◆ Data rows ◆
═══

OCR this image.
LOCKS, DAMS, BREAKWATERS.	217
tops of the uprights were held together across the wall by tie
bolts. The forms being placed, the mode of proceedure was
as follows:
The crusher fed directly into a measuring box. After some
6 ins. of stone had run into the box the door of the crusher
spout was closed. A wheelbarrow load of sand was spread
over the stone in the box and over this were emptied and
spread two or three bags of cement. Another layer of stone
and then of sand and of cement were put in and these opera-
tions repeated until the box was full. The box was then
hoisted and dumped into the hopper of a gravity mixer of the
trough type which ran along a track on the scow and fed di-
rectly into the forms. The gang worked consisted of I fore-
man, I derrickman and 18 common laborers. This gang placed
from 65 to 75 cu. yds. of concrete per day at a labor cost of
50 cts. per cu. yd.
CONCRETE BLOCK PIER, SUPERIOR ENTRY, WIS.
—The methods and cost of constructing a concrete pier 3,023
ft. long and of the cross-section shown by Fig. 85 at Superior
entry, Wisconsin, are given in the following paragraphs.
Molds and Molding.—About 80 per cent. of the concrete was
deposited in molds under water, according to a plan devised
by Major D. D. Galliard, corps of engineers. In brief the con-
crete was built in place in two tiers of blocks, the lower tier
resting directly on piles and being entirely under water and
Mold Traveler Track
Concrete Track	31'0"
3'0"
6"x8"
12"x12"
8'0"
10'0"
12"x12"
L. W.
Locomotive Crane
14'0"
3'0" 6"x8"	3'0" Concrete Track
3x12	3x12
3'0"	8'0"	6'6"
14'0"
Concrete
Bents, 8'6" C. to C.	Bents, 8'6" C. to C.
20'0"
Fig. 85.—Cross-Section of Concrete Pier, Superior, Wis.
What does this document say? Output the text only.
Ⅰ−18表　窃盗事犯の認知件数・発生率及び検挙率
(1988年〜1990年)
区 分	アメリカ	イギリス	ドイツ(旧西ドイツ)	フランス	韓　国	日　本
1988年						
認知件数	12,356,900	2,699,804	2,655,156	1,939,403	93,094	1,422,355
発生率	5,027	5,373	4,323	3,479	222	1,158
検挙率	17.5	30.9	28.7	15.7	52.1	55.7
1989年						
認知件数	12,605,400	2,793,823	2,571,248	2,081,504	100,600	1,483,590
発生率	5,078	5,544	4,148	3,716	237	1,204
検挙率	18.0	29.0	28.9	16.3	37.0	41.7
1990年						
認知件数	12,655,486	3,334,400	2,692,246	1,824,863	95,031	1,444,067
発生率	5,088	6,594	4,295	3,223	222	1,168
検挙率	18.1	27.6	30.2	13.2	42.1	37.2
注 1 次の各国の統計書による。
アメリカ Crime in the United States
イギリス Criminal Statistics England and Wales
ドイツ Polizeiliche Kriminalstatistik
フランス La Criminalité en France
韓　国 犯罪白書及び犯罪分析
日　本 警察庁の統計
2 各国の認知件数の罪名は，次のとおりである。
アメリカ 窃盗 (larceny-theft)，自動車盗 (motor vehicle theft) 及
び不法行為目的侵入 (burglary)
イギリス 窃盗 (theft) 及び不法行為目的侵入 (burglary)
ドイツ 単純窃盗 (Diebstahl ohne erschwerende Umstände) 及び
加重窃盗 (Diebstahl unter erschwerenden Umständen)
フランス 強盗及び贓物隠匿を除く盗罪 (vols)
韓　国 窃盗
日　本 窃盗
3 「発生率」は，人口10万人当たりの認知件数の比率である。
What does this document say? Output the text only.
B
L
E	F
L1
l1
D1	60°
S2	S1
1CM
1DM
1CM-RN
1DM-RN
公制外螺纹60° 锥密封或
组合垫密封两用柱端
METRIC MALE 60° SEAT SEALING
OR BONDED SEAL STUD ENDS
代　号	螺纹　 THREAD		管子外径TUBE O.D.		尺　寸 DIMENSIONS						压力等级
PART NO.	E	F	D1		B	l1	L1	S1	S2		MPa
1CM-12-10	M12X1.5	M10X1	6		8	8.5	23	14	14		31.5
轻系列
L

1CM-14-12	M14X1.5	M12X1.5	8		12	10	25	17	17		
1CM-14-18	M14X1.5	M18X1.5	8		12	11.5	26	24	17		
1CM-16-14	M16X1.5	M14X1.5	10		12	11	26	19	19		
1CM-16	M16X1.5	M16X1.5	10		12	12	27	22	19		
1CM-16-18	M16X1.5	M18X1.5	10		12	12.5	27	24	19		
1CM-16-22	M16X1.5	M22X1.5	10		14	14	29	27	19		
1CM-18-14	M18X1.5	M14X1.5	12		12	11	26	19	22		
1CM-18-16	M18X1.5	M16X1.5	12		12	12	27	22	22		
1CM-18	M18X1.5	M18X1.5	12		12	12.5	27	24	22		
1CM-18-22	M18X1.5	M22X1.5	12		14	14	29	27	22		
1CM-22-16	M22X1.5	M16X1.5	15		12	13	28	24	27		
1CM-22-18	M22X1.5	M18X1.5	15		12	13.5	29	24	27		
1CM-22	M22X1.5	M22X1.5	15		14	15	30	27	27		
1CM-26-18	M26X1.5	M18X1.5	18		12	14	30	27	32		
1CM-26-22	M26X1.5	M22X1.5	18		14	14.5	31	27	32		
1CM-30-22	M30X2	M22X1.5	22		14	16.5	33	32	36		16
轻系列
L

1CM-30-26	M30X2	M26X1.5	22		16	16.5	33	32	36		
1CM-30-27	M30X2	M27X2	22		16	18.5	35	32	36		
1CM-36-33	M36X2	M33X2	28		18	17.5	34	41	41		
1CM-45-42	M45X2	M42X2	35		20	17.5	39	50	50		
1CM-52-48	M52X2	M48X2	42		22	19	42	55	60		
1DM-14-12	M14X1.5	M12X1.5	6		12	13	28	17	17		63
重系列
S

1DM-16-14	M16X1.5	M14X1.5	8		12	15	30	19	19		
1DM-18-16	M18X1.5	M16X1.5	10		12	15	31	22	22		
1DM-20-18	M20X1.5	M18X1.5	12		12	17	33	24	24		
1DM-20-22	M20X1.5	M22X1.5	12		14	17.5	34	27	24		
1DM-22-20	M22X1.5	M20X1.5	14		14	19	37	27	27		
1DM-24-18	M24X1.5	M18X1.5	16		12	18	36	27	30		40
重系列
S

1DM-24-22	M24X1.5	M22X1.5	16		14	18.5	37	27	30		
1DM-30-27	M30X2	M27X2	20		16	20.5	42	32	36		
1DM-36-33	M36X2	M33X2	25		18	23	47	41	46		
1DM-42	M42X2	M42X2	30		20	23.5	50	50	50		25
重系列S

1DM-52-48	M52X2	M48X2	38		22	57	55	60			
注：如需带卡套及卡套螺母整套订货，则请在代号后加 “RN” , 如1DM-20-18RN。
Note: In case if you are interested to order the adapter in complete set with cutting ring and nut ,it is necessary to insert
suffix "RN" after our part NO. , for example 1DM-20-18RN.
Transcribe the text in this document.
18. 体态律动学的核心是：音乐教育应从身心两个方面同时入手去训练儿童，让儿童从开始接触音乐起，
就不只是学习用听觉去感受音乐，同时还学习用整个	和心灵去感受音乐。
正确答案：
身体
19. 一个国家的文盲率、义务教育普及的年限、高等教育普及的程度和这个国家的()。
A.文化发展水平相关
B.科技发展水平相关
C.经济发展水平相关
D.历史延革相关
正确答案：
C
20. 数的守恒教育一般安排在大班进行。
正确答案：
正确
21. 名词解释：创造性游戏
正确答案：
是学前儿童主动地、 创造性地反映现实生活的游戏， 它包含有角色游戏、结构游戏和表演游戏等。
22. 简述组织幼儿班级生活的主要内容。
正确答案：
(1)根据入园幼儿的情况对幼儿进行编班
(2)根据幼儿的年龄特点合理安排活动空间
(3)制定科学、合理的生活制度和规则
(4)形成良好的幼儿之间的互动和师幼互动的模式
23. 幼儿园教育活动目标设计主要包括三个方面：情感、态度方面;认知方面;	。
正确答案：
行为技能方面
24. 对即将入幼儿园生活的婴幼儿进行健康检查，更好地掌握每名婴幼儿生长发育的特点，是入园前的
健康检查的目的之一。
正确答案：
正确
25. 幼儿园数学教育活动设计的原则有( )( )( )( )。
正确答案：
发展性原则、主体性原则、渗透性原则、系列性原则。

═══

◆ Problem to work on ◆
Isolate the lines above that contain the word "placed" and copy them.

◆ Answer to this problem ◆
bolts. The forms being placed, the mode of proceedure was
man, I derrickman and 18 common laborers. This gang placed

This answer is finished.